◆ Excerpted data:

=-=-=-=-=

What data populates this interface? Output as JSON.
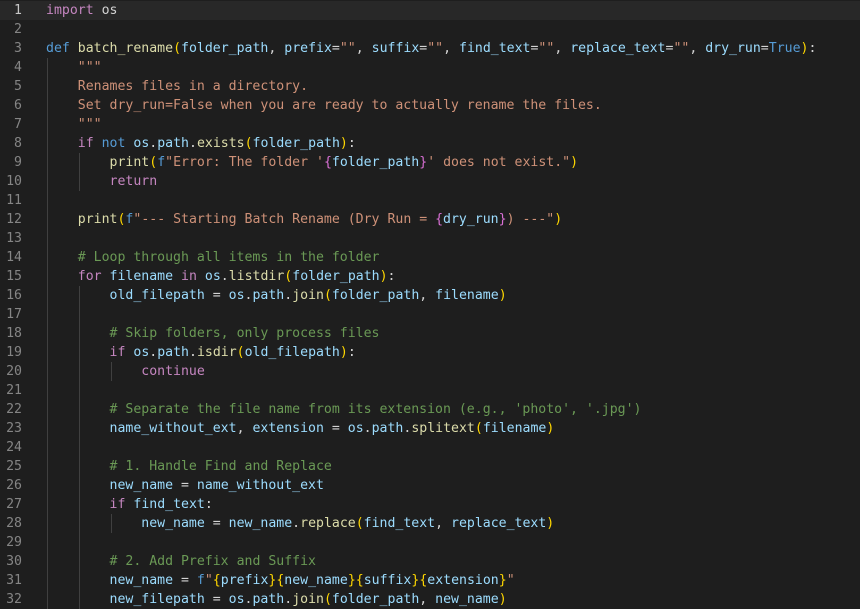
{
  "editor": {
    "language": "python",
    "current_line": 1,
    "colors": {
      "background": "#1e1e1e",
      "line_highlight": "#282828",
      "gutter": "#858585",
      "keyword": "#569cd6",
      "control": "#c586c0",
      "function": "#dcdcaa",
      "variable": "#9cdcfe",
      "string": "#ce9178",
      "comment": "#6a9955",
      "bracket_gold": "#ffd700",
      "bracket_purple": "#da70d6",
      "bracket_blue": "#179fff"
    },
    "lines": [
      {
        "number": "1",
        "tokens": [
          {
            "t": "import",
            "k": "ctl"
          },
          {
            "t": " os",
            "k": "txt"
          }
        ]
      },
      {
        "number": "2",
        "tokens": []
      },
      {
        "number": "3",
        "tokens": [
          {
            "t": "def",
            "k": "kw"
          },
          {
            "t": " ",
            "k": "txt"
          },
          {
            "t": "batch_rename",
            "k": "fn"
          },
          {
            "t": "(",
            "k": "bk1"
          },
          {
            "t": "folder_path",
            "k": "var"
          },
          {
            "t": ", ",
            "k": "txt"
          },
          {
            "t": "prefix",
            "k": "var"
          },
          {
            "t": "=",
            "k": "txt"
          },
          {
            "t": "\"\"",
            "k": "str"
          },
          {
            "t": ", ",
            "k": "txt"
          },
          {
            "t": "suffix",
            "k": "var"
          },
          {
            "t": "=",
            "k": "txt"
          },
          {
            "t": "\"\"",
            "k": "str"
          },
          {
            "t": ", ",
            "k": "txt"
          },
          {
            "t": "find_text",
            "k": "var"
          },
          {
            "t": "=",
            "k": "txt"
          },
          {
            "t": "\"\"",
            "k": "str"
          },
          {
            "t": ", ",
            "k": "txt"
          },
          {
            "t": "replace_text",
            "k": "var"
          },
          {
            "t": "=",
            "k": "txt"
          },
          {
            "t": "\"\"",
            "k": "str"
          },
          {
            "t": ", ",
            "k": "txt"
          },
          {
            "t": "dry_run",
            "k": "var"
          },
          {
            "t": "=",
            "k": "txt"
          },
          {
            "t": "True",
            "k": "kw"
          },
          {
            "t": ")",
            "k": "bk1"
          },
          {
            "t": ":",
            "k": "txt"
          }
        ]
      },
      {
        "number": "4",
        "tokens": [
          {
            "t": "    ",
            "k": "txt"
          },
          {
            "t": "\"\"\"",
            "k": "str"
          }
        ]
      },
      {
        "number": "5",
        "tokens": [
          {
            "t": "    ",
            "k": "txt"
          },
          {
            "t": "Renames files in a directory.",
            "k": "str"
          }
        ]
      },
      {
        "number": "6",
        "tokens": [
          {
            "t": "    ",
            "k": "txt"
          },
          {
            "t": "Set dry_run=False when you are ready to actually rename the files.",
            "k": "str"
          }
        ]
      },
      {
        "number": "7",
        "tokens": [
          {
            "t": "    ",
            "k": "txt"
          },
          {
            "t": "\"\"\"",
            "k": "str"
          }
        ]
      },
      {
        "number": "8",
        "tokens": [
          {
            "t": "    ",
            "k": "txt"
          },
          {
            "t": "if",
            "k": "ctl"
          },
          {
            "t": " ",
            "k": "txt"
          },
          {
            "t": "not",
            "k": "kw"
          },
          {
            "t": " ",
            "k": "txt"
          },
          {
            "t": "os",
            "k": "var"
          },
          {
            "t": ".",
            "k": "txt"
          },
          {
            "t": "path",
            "k": "var"
          },
          {
            "t": ".",
            "k": "txt"
          },
          {
            "t": "exists",
            "k": "fn"
          },
          {
            "t": "(",
            "k": "bk1"
          },
          {
            "t": "folder_path",
            "k": "var"
          },
          {
            "t": ")",
            "k": "bk1"
          },
          {
            "t": ":",
            "k": "txt"
          }
        ]
      },
      {
        "number": "9",
        "tokens": [
          {
            "t": "        ",
            "k": "txt"
          },
          {
            "t": "print",
            "k": "fn"
          },
          {
            "t": "(",
            "k": "bk1"
          },
          {
            "t": "f",
            "k": "kw"
          },
          {
            "t": "\"Error: The folder '",
            "k": "str"
          },
          {
            "t": "{",
            "k": "bk2"
          },
          {
            "t": "folder_path",
            "k": "var"
          },
          {
            "t": "}",
            "k": "bk2"
          },
          {
            "t": "' does not exist.\"",
            "k": "str"
          },
          {
            "t": ")",
            "k": "bk1"
          }
        ]
      },
      {
        "number": "10",
        "tokens": [
          {
            "t": "        ",
            "k": "txt"
          },
          {
            "t": "return",
            "k": "ctl"
          }
        ]
      },
      {
        "number": "11",
        "tokens": []
      },
      {
        "number": "12",
        "tokens": [
          {
            "t": "    ",
            "k": "txt"
          },
          {
            "t": "print",
            "k": "fn"
          },
          {
            "t": "(",
            "k": "bk1"
          },
          {
            "t": "f",
            "k": "kw"
          },
          {
            "t": "\"--- Starting Batch Rename (Dry Run = ",
            "k": "str"
          },
          {
            "t": "{",
            "k": "bk2"
          },
          {
            "t": "dry_run",
            "k": "var"
          },
          {
            "t": "}",
            "k": "bk2"
          },
          {
            "t": ") ---\"",
            "k": "str"
          },
          {
            "t": ")",
            "k": "bk1"
          }
        ]
      },
      {
        "number": "13",
        "tokens": []
      },
      {
        "number": "14",
        "tokens": [
          {
            "t": "    ",
            "k": "txt"
          },
          {
            "t": "# Loop through all items in the folder",
            "k": "cm"
          }
        ]
      },
      {
        "number": "15",
        "tokens": [
          {
            "t": "    ",
            "k": "txt"
          },
          {
            "t": "for",
            "k": "ctl"
          },
          {
            "t": " ",
            "k": "txt"
          },
          {
            "t": "filename",
            "k": "var"
          },
          {
            "t": " ",
            "k": "txt"
          },
          {
            "t": "in",
            "k": "ctl"
          },
          {
            "t": " ",
            "k": "txt"
          },
          {
            "t": "os",
            "k": "var"
          },
          {
            "t": ".",
            "k": "txt"
          },
          {
            "t": "listdir",
            "k": "fn"
          },
          {
            "t": "(",
            "k": "bk1"
          },
          {
            "t": "folder_path",
            "k": "var"
          },
          {
            "t": ")",
            "k": "bk1"
          },
          {
            "t": ":",
            "k": "txt"
          }
        ]
      },
      {
        "number": "16",
        "tokens": [
          {
            "t": "        ",
            "k": "txt"
          },
          {
            "t": "old_filepath",
            "k": "var"
          },
          {
            "t": " = ",
            "k": "txt"
          },
          {
            "t": "os",
            "k": "var"
          },
          {
            "t": ".",
            "k": "txt"
          },
          {
            "t": "path",
            "k": "var"
          },
          {
            "t": ".",
            "k": "txt"
          },
          {
            "t": "join",
            "k": "fn"
          },
          {
            "t": "(",
            "k": "bk1"
          },
          {
            "t": "folder_path",
            "k": "var"
          },
          {
            "t": ", ",
            "k": "txt"
          },
          {
            "t": "filename",
            "k": "var"
          },
          {
            "t": ")",
            "k": "bk1"
          }
        ]
      },
      {
        "number": "17",
        "tokens": []
      },
      {
        "number": "18",
        "tokens": [
          {
            "t": "        ",
            "k": "txt"
          },
          {
            "t": "# Skip folders, only process files",
            "k": "cm"
          }
        ]
      },
      {
        "number": "19",
        "tokens": [
          {
            "t": "        ",
            "k": "txt"
          },
          {
            "t": "if",
            "k": "ctl"
          },
          {
            "t": " ",
            "k": "txt"
          },
          {
            "t": "os",
            "k": "var"
          },
          {
            "t": ".",
            "k": "txt"
          },
          {
            "t": "path",
            "k": "var"
          },
          {
            "t": ".",
            "k": "txt"
          },
          {
            "t": "isdir",
            "k": "fn"
          },
          {
            "t": "(",
            "k": "bk1"
          },
          {
            "t": "old_filepath",
            "k": "var"
          },
          {
            "t": ")",
            "k": "bk1"
          },
          {
            "t": ":",
            "k": "txt"
          }
        ]
      },
      {
        "number": "20",
        "tokens": [
          {
            "t": "            ",
            "k": "txt"
          },
          {
            "t": "continue",
            "k": "ctl"
          }
        ]
      },
      {
        "number": "21",
        "tokens": []
      },
      {
        "number": "22",
        "tokens": [
          {
            "t": "        ",
            "k": "txt"
          },
          {
            "t": "# Separate the file name from its extension (e.g., 'photo', '.jpg')",
            "k": "cm"
          }
        ]
      },
      {
        "number": "23",
        "tokens": [
          {
            "t": "        ",
            "k": "txt"
          },
          {
            "t": "name_without_ext",
            "k": "var"
          },
          {
            "t": ", ",
            "k": "txt"
          },
          {
            "t": "extension",
            "k": "var"
          },
          {
            "t": " = ",
            "k": "txt"
          },
          {
            "t": "os",
            "k": "var"
          },
          {
            "t": ".",
            "k": "txt"
          },
          {
            "t": "path",
            "k": "var"
          },
          {
            "t": ".",
            "k": "txt"
          },
          {
            "t": "splitext",
            "k": "fn"
          },
          {
            "t": "(",
            "k": "bk1"
          },
          {
            "t": "filename",
            "k": "var"
          },
          {
            "t": ")",
            "k": "bk1"
          }
        ]
      },
      {
        "number": "24",
        "tokens": []
      },
      {
        "number": "25",
        "tokens": [
          {
            "t": "        ",
            "k": "txt"
          },
          {
            "t": "# 1. Handle Find and Replace",
            "k": "cm"
          }
        ]
      },
      {
        "number": "26",
        "tokens": [
          {
            "t": "        ",
            "k": "txt"
          },
          {
            "t": "new_name",
            "k": "var"
          },
          {
            "t": " = ",
            "k": "txt"
          },
          {
            "t": "name_without_ext",
            "k": "var"
          }
        ]
      },
      {
        "number": "27",
        "tokens": [
          {
            "t": "        ",
            "k": "txt"
          },
          {
            "t": "if",
            "k": "ctl"
          },
          {
            "t": " ",
            "k": "txt"
          },
          {
            "t": "find_text",
            "k": "var"
          },
          {
            "t": ":",
            "k": "txt"
          }
        ]
      },
      {
        "number": "28",
        "tokens": [
          {
            "t": "            ",
            "k": "txt"
          },
          {
            "t": "new_name",
            "k": "var"
          },
          {
            "t": " = ",
            "k": "txt"
          },
          {
            "t": "new_name",
            "k": "var"
          },
          {
            "t": ".",
            "k": "txt"
          },
          {
            "t": "replace",
            "k": "fn"
          },
          {
            "t": "(",
            "k": "bk1"
          },
          {
            "t": "find_text",
            "k": "var"
          },
          {
            "t": ", ",
            "k": "txt"
          },
          {
            "t": "replace_text",
            "k": "var"
          },
          {
            "t": ")",
            "k": "bk1"
          }
        ]
      },
      {
        "number": "29",
        "tokens": []
      },
      {
        "number": "30",
        "tokens": [
          {
            "t": "        ",
            "k": "txt"
          },
          {
            "t": "# 2. Add Prefix and Suffix",
            "k": "cm"
          }
        ]
      },
      {
        "number": "31",
        "tokens": [
          {
            "t": "        ",
            "k": "txt"
          },
          {
            "t": "new_name",
            "k": "var"
          },
          {
            "t": " = ",
            "k": "txt"
          },
          {
            "t": "f",
            "k": "kw"
          },
          {
            "t": "\"",
            "k": "str"
          },
          {
            "t": "{",
            "k": "bk1"
          },
          {
            "t": "prefix",
            "k": "var"
          },
          {
            "t": "}",
            "k": "bk1"
          },
          {
            "t": "{",
            "k": "bk1"
          },
          {
            "t": "new_name",
            "k": "var"
          },
          {
            "t": "}",
            "k": "bk1"
          },
          {
            "t": "{",
            "k": "bk1"
          },
          {
            "t": "suffix",
            "k": "var"
          },
          {
            "t": "}",
            "k": "bk1"
          },
          {
            "t": "{",
            "k": "bk1"
          },
          {
            "t": "extension",
            "k": "var"
          },
          {
            "t": "}",
            "k": "bk1"
          },
          {
            "t": "\"",
            "k": "str"
          }
        ]
      },
      {
        "number": "32",
        "tokens": [
          {
            "t": "        ",
            "k": "txt"
          },
          {
            "t": "new_filepath",
            "k": "var"
          },
          {
            "t": " = ",
            "k": "txt"
          },
          {
            "t": "os",
            "k": "var"
          },
          {
            "t": ".",
            "k": "txt"
          },
          {
            "t": "path",
            "k": "var"
          },
          {
            "t": ".",
            "k": "txt"
          },
          {
            "t": "join",
            "k": "fn"
          },
          {
            "t": "(",
            "k": "bk1"
          },
          {
            "t": "folder_path",
            "k": "var"
          },
          {
            "t": ", ",
            "k": "txt"
          },
          {
            "t": "new_name",
            "k": "var"
          },
          {
            "t": ")",
            "k": "bk1"
          }
        ]
      }
    ]
  }
}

=-=-=-=-=

◆ Task to carry out: Report only the number of lines in the listing that contain the word "files".

◆ Task response: 3